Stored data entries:

^^^^^^^^^^^^^^^^

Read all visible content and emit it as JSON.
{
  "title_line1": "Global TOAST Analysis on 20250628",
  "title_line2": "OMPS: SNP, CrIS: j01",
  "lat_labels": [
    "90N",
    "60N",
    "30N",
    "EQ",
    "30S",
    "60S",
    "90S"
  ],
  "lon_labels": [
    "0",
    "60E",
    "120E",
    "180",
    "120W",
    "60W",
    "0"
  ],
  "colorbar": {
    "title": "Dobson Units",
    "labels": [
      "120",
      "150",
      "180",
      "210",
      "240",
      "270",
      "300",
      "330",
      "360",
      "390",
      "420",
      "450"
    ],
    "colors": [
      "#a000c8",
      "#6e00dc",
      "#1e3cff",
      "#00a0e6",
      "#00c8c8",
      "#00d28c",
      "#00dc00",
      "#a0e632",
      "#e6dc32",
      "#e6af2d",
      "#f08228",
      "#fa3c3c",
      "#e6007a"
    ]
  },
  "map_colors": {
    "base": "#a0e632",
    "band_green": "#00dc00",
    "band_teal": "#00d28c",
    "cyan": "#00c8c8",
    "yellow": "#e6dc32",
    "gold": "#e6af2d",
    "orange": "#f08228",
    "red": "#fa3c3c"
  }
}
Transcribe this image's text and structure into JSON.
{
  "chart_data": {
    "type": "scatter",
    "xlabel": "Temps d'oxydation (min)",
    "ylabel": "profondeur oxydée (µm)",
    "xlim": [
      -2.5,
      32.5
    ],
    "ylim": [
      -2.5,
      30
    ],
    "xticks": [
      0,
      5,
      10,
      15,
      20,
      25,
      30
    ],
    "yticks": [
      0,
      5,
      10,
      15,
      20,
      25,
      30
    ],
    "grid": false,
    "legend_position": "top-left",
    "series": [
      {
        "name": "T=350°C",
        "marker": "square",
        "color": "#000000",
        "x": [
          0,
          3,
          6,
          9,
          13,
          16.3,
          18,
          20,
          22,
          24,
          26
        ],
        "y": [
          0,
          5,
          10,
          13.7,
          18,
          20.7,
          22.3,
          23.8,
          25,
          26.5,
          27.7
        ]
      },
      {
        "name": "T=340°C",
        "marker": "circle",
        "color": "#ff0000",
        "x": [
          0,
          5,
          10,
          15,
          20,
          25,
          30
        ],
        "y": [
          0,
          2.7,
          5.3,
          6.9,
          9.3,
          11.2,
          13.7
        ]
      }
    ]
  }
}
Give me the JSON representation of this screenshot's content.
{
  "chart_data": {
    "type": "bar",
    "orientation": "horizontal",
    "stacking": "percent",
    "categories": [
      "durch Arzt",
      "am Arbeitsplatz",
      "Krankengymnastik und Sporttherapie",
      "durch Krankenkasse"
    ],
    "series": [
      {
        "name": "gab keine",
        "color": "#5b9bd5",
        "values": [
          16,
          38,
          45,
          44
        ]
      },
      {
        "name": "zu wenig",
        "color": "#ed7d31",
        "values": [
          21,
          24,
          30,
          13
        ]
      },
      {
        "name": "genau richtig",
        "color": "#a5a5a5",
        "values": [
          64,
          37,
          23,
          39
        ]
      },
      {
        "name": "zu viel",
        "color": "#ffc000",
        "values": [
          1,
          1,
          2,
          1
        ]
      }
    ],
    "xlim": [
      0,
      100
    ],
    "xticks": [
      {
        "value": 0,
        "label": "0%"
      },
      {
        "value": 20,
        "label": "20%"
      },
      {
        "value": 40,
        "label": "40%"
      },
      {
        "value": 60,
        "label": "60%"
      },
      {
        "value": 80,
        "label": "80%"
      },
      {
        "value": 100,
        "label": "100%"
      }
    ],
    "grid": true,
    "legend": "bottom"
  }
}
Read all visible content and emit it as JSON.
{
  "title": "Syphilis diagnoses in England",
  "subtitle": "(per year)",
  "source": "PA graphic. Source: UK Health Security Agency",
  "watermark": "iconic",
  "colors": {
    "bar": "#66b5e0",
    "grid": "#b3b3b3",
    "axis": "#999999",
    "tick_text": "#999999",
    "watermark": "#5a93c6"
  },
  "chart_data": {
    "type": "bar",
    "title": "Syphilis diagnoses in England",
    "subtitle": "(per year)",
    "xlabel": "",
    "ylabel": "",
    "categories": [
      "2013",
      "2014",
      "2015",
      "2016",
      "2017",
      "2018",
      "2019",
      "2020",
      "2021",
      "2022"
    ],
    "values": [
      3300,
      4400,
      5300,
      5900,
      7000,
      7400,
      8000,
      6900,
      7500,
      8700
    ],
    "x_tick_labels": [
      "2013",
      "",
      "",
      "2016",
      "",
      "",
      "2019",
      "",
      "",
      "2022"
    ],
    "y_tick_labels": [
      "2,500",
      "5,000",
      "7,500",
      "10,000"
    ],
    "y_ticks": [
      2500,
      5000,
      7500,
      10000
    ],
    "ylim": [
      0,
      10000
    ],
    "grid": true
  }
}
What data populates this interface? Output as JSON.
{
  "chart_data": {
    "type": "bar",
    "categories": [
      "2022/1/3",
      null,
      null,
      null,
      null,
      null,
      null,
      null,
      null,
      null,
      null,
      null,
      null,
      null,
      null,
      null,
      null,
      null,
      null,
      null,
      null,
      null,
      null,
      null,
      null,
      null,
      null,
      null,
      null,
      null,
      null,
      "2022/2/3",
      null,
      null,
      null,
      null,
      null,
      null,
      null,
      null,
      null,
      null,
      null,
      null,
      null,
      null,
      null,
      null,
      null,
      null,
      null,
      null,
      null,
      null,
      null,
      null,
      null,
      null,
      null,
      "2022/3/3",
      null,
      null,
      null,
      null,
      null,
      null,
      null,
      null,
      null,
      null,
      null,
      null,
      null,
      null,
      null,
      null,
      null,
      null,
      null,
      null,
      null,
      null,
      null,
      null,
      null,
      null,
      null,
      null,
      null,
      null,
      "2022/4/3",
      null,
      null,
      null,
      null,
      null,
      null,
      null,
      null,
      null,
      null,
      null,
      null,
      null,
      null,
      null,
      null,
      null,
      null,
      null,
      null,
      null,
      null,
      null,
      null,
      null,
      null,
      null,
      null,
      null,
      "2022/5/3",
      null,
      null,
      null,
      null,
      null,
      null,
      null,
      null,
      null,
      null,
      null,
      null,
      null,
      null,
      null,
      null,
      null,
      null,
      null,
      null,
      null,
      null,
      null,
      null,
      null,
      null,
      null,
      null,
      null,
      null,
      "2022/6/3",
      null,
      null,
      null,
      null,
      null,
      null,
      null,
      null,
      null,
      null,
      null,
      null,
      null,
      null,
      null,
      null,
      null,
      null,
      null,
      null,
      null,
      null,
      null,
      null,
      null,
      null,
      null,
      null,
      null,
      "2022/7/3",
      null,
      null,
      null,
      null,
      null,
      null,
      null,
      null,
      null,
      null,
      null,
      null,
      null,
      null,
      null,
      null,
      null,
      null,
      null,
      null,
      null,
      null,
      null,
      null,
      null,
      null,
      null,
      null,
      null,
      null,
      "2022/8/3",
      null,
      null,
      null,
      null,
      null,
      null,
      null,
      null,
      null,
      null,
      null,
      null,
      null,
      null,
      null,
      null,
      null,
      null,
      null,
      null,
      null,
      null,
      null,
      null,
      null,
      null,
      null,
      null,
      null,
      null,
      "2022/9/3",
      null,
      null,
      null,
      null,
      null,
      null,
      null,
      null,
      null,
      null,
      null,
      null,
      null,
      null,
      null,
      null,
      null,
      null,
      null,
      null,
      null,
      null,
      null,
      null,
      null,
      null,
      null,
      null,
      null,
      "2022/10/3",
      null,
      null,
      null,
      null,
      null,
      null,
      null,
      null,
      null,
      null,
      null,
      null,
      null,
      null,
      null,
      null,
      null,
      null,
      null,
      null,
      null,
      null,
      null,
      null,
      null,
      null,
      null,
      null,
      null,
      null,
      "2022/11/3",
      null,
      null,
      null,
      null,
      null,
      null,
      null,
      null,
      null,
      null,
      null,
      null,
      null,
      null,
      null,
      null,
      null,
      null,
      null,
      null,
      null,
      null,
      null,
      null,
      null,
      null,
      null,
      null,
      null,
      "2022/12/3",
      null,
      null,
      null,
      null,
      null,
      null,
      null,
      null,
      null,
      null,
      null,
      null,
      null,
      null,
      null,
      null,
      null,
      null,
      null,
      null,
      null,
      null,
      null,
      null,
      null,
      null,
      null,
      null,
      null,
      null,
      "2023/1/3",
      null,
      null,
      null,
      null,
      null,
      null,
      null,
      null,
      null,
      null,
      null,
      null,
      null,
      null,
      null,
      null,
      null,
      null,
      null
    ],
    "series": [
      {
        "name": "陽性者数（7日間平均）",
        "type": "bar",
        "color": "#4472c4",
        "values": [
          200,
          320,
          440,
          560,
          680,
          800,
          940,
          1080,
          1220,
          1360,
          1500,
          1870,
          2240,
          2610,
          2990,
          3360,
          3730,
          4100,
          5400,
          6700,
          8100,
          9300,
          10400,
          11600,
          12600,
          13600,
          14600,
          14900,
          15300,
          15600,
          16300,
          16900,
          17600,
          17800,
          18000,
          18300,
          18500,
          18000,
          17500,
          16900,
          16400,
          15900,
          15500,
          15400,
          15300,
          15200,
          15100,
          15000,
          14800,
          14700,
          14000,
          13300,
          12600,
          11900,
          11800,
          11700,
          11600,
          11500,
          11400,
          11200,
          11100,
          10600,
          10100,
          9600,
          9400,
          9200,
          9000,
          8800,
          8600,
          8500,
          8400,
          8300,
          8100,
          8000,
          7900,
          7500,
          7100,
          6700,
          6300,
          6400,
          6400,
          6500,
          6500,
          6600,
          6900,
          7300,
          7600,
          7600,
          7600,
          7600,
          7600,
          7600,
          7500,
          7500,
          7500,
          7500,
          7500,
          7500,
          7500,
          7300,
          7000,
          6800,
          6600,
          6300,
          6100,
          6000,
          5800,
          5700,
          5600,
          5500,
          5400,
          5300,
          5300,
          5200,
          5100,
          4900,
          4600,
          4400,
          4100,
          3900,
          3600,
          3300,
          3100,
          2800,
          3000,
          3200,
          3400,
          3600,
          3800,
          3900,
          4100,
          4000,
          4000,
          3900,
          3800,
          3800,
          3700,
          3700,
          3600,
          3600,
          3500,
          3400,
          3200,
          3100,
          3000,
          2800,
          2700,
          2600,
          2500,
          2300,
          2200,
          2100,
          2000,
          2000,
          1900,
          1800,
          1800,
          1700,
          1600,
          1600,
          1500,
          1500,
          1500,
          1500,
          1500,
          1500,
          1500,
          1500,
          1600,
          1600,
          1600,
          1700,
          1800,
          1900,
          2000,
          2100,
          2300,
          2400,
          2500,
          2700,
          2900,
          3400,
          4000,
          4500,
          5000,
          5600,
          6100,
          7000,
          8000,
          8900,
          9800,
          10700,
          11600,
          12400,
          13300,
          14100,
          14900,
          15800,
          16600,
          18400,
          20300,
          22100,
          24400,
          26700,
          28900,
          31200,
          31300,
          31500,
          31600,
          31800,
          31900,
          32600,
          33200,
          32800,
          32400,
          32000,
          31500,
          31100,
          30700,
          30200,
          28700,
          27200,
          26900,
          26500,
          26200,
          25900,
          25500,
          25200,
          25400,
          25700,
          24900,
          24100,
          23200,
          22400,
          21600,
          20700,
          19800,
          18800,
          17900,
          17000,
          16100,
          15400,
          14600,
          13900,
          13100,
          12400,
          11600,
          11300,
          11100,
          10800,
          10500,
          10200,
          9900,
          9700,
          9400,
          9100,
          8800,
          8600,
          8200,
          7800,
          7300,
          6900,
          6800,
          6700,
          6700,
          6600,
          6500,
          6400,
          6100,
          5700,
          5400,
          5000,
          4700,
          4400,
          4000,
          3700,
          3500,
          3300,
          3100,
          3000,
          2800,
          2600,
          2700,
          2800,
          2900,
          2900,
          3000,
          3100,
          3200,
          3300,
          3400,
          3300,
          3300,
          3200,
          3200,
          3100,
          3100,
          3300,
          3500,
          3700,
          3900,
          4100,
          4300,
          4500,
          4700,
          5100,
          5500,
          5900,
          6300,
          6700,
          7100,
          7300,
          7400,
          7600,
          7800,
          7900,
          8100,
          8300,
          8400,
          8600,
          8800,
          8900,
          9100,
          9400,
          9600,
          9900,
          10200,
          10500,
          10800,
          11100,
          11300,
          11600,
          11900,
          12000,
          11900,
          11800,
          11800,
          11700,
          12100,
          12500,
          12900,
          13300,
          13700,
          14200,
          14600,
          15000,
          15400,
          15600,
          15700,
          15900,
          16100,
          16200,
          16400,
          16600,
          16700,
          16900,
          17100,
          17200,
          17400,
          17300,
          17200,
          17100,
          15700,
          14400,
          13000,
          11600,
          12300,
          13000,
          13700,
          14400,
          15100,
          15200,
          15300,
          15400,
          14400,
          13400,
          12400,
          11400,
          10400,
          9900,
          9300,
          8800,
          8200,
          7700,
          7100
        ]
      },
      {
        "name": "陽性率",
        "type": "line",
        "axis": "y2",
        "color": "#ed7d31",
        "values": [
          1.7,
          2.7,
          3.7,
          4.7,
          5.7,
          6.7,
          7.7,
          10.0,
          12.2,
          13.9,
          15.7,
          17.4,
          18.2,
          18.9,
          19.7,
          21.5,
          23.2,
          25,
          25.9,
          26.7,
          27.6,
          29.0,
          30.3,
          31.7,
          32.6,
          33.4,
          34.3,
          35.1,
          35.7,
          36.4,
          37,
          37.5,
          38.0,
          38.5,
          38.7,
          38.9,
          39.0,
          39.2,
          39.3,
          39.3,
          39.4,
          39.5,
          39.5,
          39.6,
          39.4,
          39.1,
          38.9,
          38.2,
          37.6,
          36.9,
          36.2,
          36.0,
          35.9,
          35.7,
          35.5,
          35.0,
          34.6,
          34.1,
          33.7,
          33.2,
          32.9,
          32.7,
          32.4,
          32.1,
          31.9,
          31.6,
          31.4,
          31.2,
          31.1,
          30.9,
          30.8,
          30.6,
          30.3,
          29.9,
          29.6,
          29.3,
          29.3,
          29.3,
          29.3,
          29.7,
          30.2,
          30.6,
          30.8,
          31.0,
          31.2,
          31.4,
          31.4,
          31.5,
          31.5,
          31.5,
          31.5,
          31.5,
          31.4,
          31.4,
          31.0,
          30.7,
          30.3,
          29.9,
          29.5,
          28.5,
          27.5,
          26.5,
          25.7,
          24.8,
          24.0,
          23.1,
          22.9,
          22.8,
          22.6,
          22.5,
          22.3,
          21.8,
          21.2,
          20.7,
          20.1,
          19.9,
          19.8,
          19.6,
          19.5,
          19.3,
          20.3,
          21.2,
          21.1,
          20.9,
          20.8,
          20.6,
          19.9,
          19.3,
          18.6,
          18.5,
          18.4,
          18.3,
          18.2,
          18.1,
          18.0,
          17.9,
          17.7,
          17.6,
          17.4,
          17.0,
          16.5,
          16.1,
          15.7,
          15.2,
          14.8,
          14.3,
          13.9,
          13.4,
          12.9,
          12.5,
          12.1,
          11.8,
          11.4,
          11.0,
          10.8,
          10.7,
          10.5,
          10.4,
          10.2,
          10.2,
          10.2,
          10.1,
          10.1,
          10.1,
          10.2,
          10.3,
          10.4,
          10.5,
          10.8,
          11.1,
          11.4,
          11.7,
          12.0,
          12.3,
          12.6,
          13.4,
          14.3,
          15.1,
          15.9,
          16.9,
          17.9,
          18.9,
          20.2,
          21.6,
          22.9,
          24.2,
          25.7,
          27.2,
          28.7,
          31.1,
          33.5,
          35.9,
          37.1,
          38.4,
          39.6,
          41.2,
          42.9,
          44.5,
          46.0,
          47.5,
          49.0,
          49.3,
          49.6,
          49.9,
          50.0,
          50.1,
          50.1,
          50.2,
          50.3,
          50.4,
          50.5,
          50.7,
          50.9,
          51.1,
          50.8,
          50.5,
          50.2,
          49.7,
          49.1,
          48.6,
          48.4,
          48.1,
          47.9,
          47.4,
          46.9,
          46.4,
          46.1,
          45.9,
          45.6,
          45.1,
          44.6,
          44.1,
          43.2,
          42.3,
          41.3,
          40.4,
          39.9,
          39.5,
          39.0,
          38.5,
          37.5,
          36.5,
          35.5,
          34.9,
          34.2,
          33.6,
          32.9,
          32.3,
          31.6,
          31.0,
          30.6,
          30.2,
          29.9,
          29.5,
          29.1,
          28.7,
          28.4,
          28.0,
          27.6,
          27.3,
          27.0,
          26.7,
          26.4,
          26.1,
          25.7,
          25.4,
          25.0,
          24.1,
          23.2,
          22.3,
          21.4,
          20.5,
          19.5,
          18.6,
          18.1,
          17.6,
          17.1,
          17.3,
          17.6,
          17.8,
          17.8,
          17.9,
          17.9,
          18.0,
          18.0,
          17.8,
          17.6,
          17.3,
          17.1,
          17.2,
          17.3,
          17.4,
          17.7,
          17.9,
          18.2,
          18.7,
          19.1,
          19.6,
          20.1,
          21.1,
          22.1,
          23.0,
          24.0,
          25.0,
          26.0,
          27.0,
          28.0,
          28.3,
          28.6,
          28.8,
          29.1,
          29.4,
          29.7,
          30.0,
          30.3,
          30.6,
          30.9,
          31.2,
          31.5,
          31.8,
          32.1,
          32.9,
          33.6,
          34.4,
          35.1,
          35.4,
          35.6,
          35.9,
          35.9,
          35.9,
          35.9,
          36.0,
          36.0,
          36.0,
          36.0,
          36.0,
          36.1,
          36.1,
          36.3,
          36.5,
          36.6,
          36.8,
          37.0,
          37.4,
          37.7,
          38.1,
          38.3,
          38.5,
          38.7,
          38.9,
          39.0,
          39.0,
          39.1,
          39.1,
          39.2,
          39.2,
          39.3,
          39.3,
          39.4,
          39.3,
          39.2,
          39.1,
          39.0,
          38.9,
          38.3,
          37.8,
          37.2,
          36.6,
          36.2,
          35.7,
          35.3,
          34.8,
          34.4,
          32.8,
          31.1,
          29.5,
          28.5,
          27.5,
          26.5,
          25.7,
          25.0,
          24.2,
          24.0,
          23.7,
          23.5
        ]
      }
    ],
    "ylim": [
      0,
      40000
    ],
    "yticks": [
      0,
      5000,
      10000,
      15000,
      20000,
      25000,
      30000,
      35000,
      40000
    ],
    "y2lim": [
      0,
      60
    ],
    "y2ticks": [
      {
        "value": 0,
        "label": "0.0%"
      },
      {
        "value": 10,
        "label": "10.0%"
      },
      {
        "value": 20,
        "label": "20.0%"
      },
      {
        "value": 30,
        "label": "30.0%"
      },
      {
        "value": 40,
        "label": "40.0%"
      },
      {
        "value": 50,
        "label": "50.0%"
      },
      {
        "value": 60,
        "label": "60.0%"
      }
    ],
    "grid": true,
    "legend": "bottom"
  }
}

^^^^^^^^^^^^^^^^

- _Exercise goal_:
Filter for "JSON". Return all lines that hold it.

- _Response to this exercise_:
Read all visible content and emit it as JSON.
Transcribe this image's text and structure into JSON.
Give me the JSON representation of this screenshot's content.
Read all visible content and emit it as JSON.
What data populates this interface? Output as JSON.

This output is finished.